Data excerpts
────────────────────────────────────────
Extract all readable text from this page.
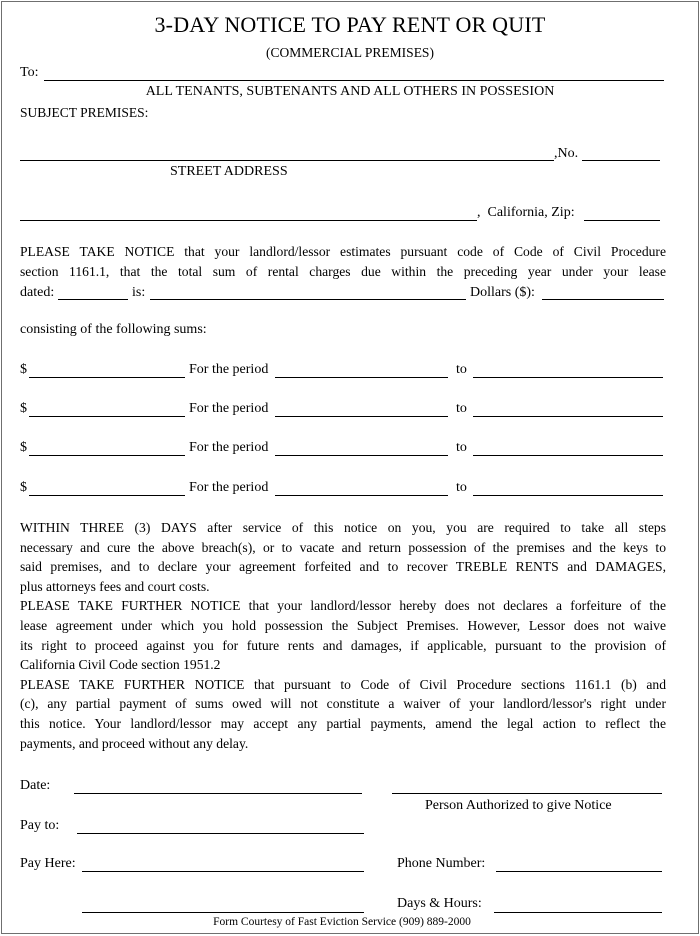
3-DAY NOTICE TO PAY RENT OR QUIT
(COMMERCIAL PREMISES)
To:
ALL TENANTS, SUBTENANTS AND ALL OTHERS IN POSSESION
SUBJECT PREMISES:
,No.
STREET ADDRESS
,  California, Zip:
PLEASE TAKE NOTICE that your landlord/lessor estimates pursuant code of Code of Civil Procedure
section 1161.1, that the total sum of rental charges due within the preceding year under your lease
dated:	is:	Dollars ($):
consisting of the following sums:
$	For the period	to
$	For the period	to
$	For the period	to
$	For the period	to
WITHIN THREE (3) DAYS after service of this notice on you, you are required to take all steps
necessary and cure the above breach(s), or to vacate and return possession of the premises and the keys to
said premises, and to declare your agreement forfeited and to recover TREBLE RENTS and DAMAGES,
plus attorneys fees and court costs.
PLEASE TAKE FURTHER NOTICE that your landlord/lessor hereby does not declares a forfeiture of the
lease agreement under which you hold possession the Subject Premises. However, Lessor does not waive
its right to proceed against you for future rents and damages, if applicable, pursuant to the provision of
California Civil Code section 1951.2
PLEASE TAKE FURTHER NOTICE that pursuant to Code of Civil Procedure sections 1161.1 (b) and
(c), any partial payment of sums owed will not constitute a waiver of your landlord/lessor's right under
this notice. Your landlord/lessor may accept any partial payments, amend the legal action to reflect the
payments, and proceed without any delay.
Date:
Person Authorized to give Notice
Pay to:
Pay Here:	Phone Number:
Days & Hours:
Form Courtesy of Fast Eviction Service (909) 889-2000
────────────────────────────────────────
Give every line above again exactly, with no pictures.

Extract all readable text from this page.
3-DAY NOTICE TO PAY RENT OR QUIT
(COMMERCIAL PREMISES)
To:
ALL TENANTS, SUBTENANTS AND ALL OTHERS IN POSSESION
SUBJECT PREMISES:
,No.
STREET ADDRESS
,  California, Zip:
PLEASE TAKE NOTICE that your landlord/lessor estimates pursuant code of Code of Civil Procedure
section 1161.1, that the total sum of rental charges due within the preceding year under your lease
dated:	is:	Dollars ($):
consisting of the following sums:
$	For the period	to
$	For the period	to
$	For the period	to
$	For the period	to
WITHIN THREE (3) DAYS after service of this notice on you, you are required to take all steps
necessary and cure the above breach(s), or to vacate and return possession of the premises and the keys to
said premises, and to declare your agreement forfeited and to recover TREBLE RENTS and DAMAGES,
plus attorneys fees and court costs.
PLEASE TAKE FURTHER NOTICE that your landlord/lessor hereby does not declares a forfeiture of the
lease agreement under which you hold possession the Subject Premises. However, Lessor does not waive
its right to proceed against you for future rents and damages, if applicable, pursuant to the provision of
California Civil Code section 1951.2
PLEASE TAKE FURTHER NOTICE that pursuant to Code of Civil Procedure sections 1161.1 (b) and
(c), any partial payment of sums owed will not constitute a waiver of your landlord/lessor's right under
this notice. Your landlord/lessor may accept any partial payments, amend the legal action to reflect the
payments, and proceed without any delay.
Date:
Person Authorized to give Notice
Pay to:
Pay Here:	Phone Number:
Days & Hours:
Form Courtesy of Fast Eviction Service (909) 889-2000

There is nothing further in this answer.